═══ RECORDS

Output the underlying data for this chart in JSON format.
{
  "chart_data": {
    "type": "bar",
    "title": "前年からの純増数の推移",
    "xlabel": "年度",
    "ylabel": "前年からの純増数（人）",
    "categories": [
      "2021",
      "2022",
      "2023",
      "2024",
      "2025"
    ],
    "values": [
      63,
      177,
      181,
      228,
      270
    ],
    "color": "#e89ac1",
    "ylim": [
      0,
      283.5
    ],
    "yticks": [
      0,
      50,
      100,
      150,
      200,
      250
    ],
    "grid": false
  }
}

══════

- [REQUIREMENT] Write out all of the records once more, exactly.

- [RESULT OF THIS TASK]
Output the underlying data for this chart in JSON format.
{
  "chart_data": {
    "type": "bar",
    "title": "前年からの純増数の推移",
    "xlabel": "年度",
    "ylabel": "前年からの純増数（人）",
    "categories": [
      "2021",
      "2022",
      "2023",
      "2024",
      "2025"
    ],
    "values": [
      63,
      177,
      181,
      228,
      270
    ],
    "color": "#e89ac1",
    "ylim": [
      0,
      283.5
    ],
    "yticks": [
      0,
      50,
      100,
      150,
      200,
      250
    ],
    "grid": false
  }
}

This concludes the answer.